» Exercise goal
Find the line with "Extract all the data from this chart as JSON.", then retype it and each later line through the last, exactly. Leave out pictures.

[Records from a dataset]
— start —
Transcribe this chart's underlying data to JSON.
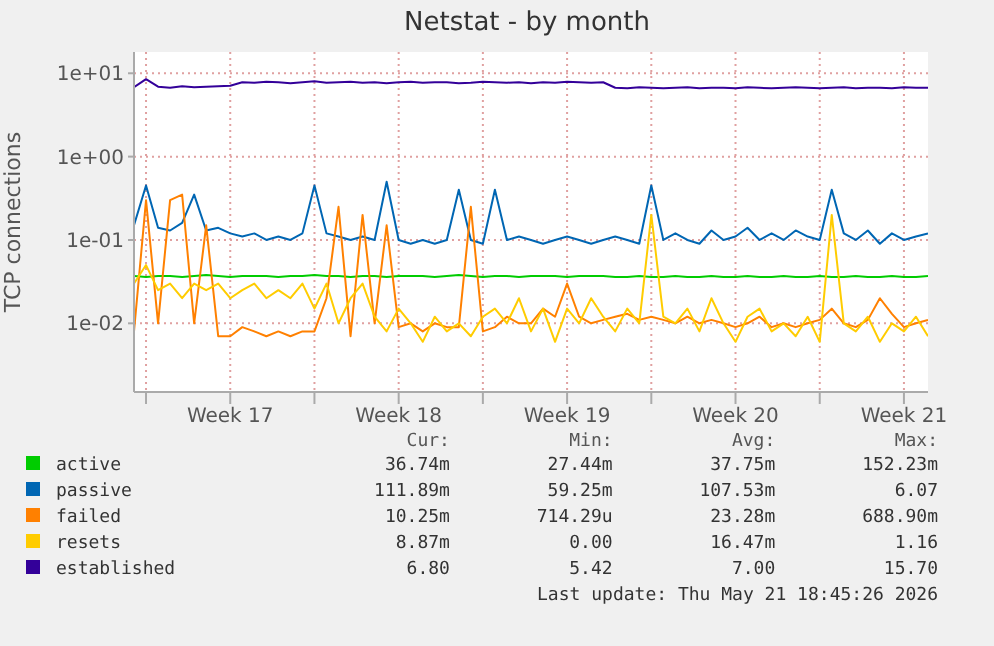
{
  "chart_data": {
    "type": "line",
    "title": "Netstat - by month",
    "ylabel": "TCP connections",
    "log": "y",
    "grid": true,
    "legend": "bottom",
    "marker": "none",
    "x": [
      "2026-04-19T12:00",
      "2026-04-20T00:00",
      "2026-04-20T12:00",
      "2026-04-21T00:00",
      "2026-04-21T12:00",
      "2026-04-22T00:00",
      "2026-04-22T12:00",
      "2026-04-23T00:00",
      "2026-04-23T12:00",
      "2026-04-24T00:00",
      "2026-04-24T12:00",
      "2026-04-25T00:00",
      "2026-04-25T12:00",
      "2026-04-26T00:00",
      "2026-04-26T12:00",
      "2026-04-27T00:00",
      "2026-04-27T12:00",
      "2026-04-28T00:00",
      "2026-04-28T12:00",
      "2026-04-29T00:00",
      "2026-04-29T12:00",
      "2026-04-30T00:00",
      "2026-04-30T12:00",
      "2026-05-01T00:00",
      "2026-05-01T12:00",
      "2026-05-02T00:00",
      "2026-05-02T12:00",
      "2026-05-03T00:00",
      "2026-05-03T12:00",
      "2026-05-04T00:00",
      "2026-05-04T12:00",
      "2026-05-05T00:00",
      "2026-05-05T12:00",
      "2026-05-06T00:00",
      "2026-05-06T12:00",
      "2026-05-07T00:00",
      "2026-05-07T12:00",
      "2026-05-08T00:00",
      "2026-05-08T12:00",
      "2026-05-09T00:00",
      "2026-05-09T12:00",
      "2026-05-10T00:00",
      "2026-05-10T12:00",
      "2026-05-11T00:00",
      "2026-05-11T12:00",
      "2026-05-12T00:00",
      "2026-05-12T12:00",
      "2026-05-13T00:00",
      "2026-05-13T12:00",
      "2026-05-14T00:00",
      "2026-05-14T12:00",
      "2026-05-15T00:00",
      "2026-05-15T12:00",
      "2026-05-16T00:00",
      "2026-05-16T12:00",
      "2026-05-17T00:00",
      "2026-05-17T12:00",
      "2026-05-18T00:00",
      "2026-05-18T12:00",
      "2026-05-19T00:00",
      "2026-05-19T12:00",
      "2026-05-20T00:00",
      "2026-05-20T12:00",
      "2026-05-21T00:00",
      "2026-05-21T12:00",
      "2026-05-22T00:00",
      "2026-05-22T12:00"
    ],
    "xlim": [
      "2026-04-19T12:00",
      "2026-05-22T12:00"
    ],
    "xticks": [
      {
        "value": "2026-04-20T00:00",
        "label": null
      },
      {
        "value": "2026-04-23T12:00",
        "label": "Week 17"
      },
      {
        "value": "2026-04-27T00:00",
        "label": null
      },
      {
        "value": "2026-04-30T12:00",
        "label": "Week 18"
      },
      {
        "value": "2026-05-04T00:00",
        "label": null
      },
      {
        "value": "2026-05-07T12:00",
        "label": "Week 19"
      },
      {
        "value": "2026-05-11T00:00",
        "label": null
      },
      {
        "value": "2026-05-14T12:00",
        "label": "Week 20"
      },
      {
        "value": "2026-05-18T00:00",
        "label": null
      },
      {
        "value": "2026-05-21T12:00",
        "label": "Week 21"
      }
    ],
    "ylim": [
      0.0015,
      18
    ],
    "yticks": [
      {
        "value": 0.01,
        "label": "1e-02"
      },
      {
        "value": 0.1,
        "label": "1e-01"
      },
      {
        "value": 1,
        "label": "1e+00"
      },
      {
        "value": 10,
        "label": "1e+01"
      }
    ],
    "series": [
      {
        "name": "active",
        "color": "#00cc00",
        "values": [
          0.037,
          0.036,
          0.037,
          0.037,
          0.036,
          0.037,
          0.038,
          0.037,
          0.036,
          0.037,
          0.037,
          0.037,
          0.036,
          0.037,
          0.037,
          0.038,
          0.037,
          0.037,
          0.036,
          0.037,
          0.037,
          0.036,
          0.037,
          0.037,
          0.037,
          0.036,
          0.037,
          0.038,
          0.037,
          0.036,
          0.037,
          0.037,
          0.036,
          0.037,
          0.037,
          0.037,
          0.036,
          0.037,
          0.037,
          0.037,
          0.036,
          0.036,
          0.037,
          0.036,
          0.036,
          0.037,
          0.036,
          0.036,
          0.037,
          0.036,
          0.036,
          0.037,
          0.036,
          0.036,
          0.037,
          0.036,
          0.036,
          0.037,
          0.036,
          0.036,
          0.037,
          0.036,
          0.036,
          0.037,
          0.036,
          0.036,
          0.037
        ]
      },
      {
        "name": "passive",
        "color": "#0066b3",
        "values": [
          0.15,
          0.45,
          0.14,
          0.13,
          0.16,
          0.35,
          0.13,
          0.14,
          0.12,
          0.11,
          0.12,
          0.1,
          0.11,
          0.1,
          0.12,
          0.45,
          0.12,
          0.11,
          0.1,
          0.11,
          0.1,
          0.5,
          0.1,
          0.09,
          0.1,
          0.09,
          0.1,
          0.4,
          0.1,
          0.09,
          0.4,
          0.1,
          0.11,
          0.1,
          0.09,
          0.1,
          0.11,
          0.1,
          0.09,
          0.1,
          0.11,
          0.1,
          0.09,
          0.45,
          0.1,
          0.12,
          0.1,
          0.09,
          0.13,
          0.1,
          0.11,
          0.14,
          0.1,
          0.12,
          0.1,
          0.13,
          0.11,
          0.1,
          0.4,
          0.12,
          0.1,
          0.13,
          0.09,
          0.12,
          0.1,
          0.11,
          0.12
        ]
      },
      {
        "name": "failed",
        "color": "#ff8000",
        "values": [
          0.008,
          0.3,
          0.01,
          0.3,
          0.35,
          0.01,
          0.15,
          0.007,
          0.007,
          0.009,
          0.008,
          0.007,
          0.008,
          0.007,
          0.008,
          0.008,
          0.02,
          0.25,
          0.007,
          0.2,
          0.01,
          0.15,
          0.009,
          0.01,
          0.008,
          0.01,
          0.009,
          0.009,
          0.25,
          0.008,
          0.009,
          0.012,
          0.01,
          0.01,
          0.015,
          0.012,
          0.03,
          0.012,
          0.01,
          0.011,
          0.012,
          0.013,
          0.011,
          0.012,
          0.011,
          0.01,
          0.012,
          0.01,
          0.011,
          0.01,
          0.009,
          0.01,
          0.012,
          0.009,
          0.01,
          0.009,
          0.01,
          0.011,
          0.015,
          0.01,
          0.009,
          0.011,
          0.02,
          0.013,
          0.009,
          0.01,
          0.011
        ]
      },
      {
        "name": "resets",
        "color": "#ffcc00",
        "values": [
          0.03,
          0.05,
          0.025,
          0.03,
          0.02,
          0.03,
          0.025,
          0.03,
          0.02,
          0.025,
          0.03,
          0.02,
          0.025,
          0.02,
          0.03,
          0.015,
          0.03,
          0.01,
          0.02,
          0.03,
          0.012,
          0.008,
          0.015,
          0.01,
          0.006,
          0.012,
          0.008,
          0.01,
          0.007,
          0.012,
          0.015,
          0.01,
          0.02,
          0.008,
          0.015,
          0.006,
          0.015,
          0.01,
          0.02,
          0.012,
          0.008,
          0.015,
          0.01,
          0.2,
          0.012,
          0.01,
          0.015,
          0.008,
          0.02,
          0.01,
          0.006,
          0.012,
          0.015,
          0.008,
          0.01,
          0.007,
          0.012,
          0.006,
          0.2,
          0.01,
          0.008,
          0.012,
          0.006,
          0.01,
          0.008,
          0.012,
          0.007
        ]
      },
      {
        "name": "established",
        "color": "#330099",
        "values": [
          6.8,
          8.5,
          6.9,
          6.7,
          7,
          6.8,
          6.9,
          7,
          7.1,
          7.8,
          7.7,
          7.9,
          7.8,
          7.6,
          7.8,
          8,
          7.7,
          7.8,
          7.9,
          7.7,
          7.8,
          7.6,
          7.8,
          7.9,
          7.7,
          7.8,
          7.8,
          7.6,
          7.7,
          7.9,
          7.8,
          7.7,
          7.8,
          7.6,
          7.8,
          7.7,
          7.9,
          7.8,
          7.7,
          7.8,
          6.7,
          6.6,
          6.8,
          6.7,
          6.6,
          6.7,
          6.8,
          6.6,
          6.7,
          6.7,
          6.6,
          6.8,
          6.7,
          6.6,
          6.7,
          6.8,
          6.7,
          6.6,
          6.7,
          6.8,
          6.6,
          6.7,
          6.7,
          6.6,
          6.8,
          6.7,
          6.7
        ]
      }
    ],
    "annotations": [
      "Cur:",
      "Min:",
      "Avg:",
      "Max:",
      "36.74m",
      "27.44m",
      "37.75m",
      "152.23m",
      "111.89m",
      "59.25m",
      "107.53m",
      "6.07",
      "10.25m",
      "714.29u",
      "23.28m",
      "688.90m",
      "8.87m",
      "0.00",
      "16.47m",
      "1.16",
      "6.80",
      "5.42",
      "7.00",
      "15.70",
      "Last update: Thu May 21 18:45:26 2026"
    ]
  }
}
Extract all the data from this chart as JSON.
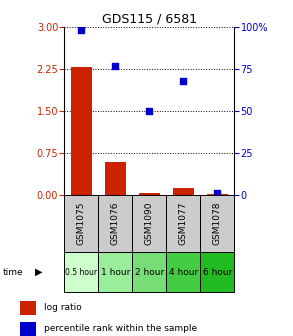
{
  "title": "GDS115 / 6581",
  "samples": [
    "GSM1075",
    "GSM1076",
    "GSM1090",
    "GSM1077",
    "GSM1078"
  ],
  "time_labels": [
    "0.5 hour",
    "1 hour",
    "2 hour",
    "4 hour",
    "6 hour"
  ],
  "log_ratio": [
    2.28,
    0.58,
    0.03,
    0.12,
    0.01
  ],
  "percentile": [
    98,
    77,
    50,
    68,
    1
  ],
  "bar_color": "#cc2200",
  "dot_color": "#0000cc",
  "left_yticks": [
    0,
    0.75,
    1.5,
    2.25,
    3
  ],
  "left_ylim": [
    0,
    3
  ],
  "right_yticks": [
    0,
    25,
    50,
    75,
    100
  ],
  "right_ylim": [
    0,
    100
  ],
  "left_ycolor": "#cc2200",
  "right_ycolor": "#0000cc",
  "background_color": "#ffffff",
  "sample_bg": "#cccccc",
  "time_greens": [
    "#ccffcc",
    "#99ee99",
    "#77dd77",
    "#44cc44",
    "#22bb22"
  ]
}
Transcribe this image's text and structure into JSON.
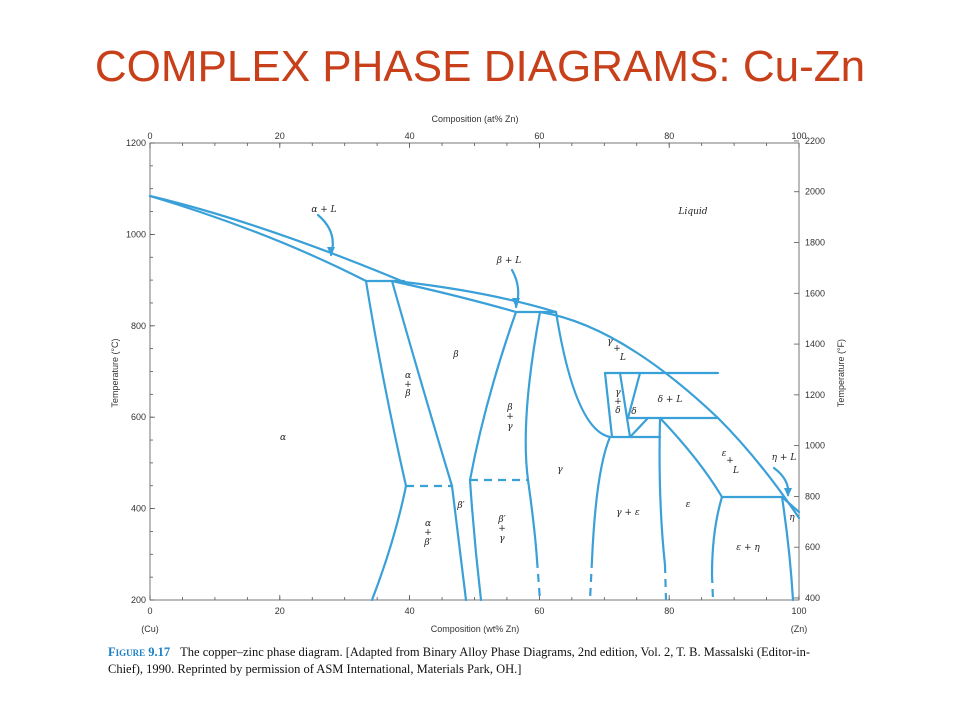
— end —
» Exercise solution
Extract all the data from this chart as JSON.
{
  "title": "GDS115 / 6581",
  "samples": [
    "GSM1075",
    "GSM1076",
    "GSM1090",
    "GSM1077",
    "GSM1078"
  ],
  "time_labels": [
    "0.5 hour",
    "1 hour",
    "2 hour",
    "4 hour",
    "6 hour"
  ],
  "log_ratio": [
    2.28,
    0.58,
    0.03,
    0.12,
    0.01
  ],
  "percentile": [
    98,
    77,
    50,
    68,
    1
  ],
  "bar_color": "#cc2200",
  "dot_color": "#0000cc",
  "left_yticks": [
    0,
    0.75,
    1.5,
    2.25,
    3
  ],
  "left_ylim": [
    0,
    3
  ],
  "right_yticks": [
    0,
    25,
    50,
    75,
    100
  ],
  "right_ylim": [
    0,
    100
  ],
  "left_ycolor": "#cc2200",
  "right_ycolor": "#0000cc",
  "background_color": "#ffffff",
  "sample_bg": "#cccccc",
  "time_greens": [
    "#ccffcc",
    "#99ee99",
    "#77dd77",
    "#44cc44",
    "#22bb22"
  ]
}
Transcribe this image's text and structure into JSON.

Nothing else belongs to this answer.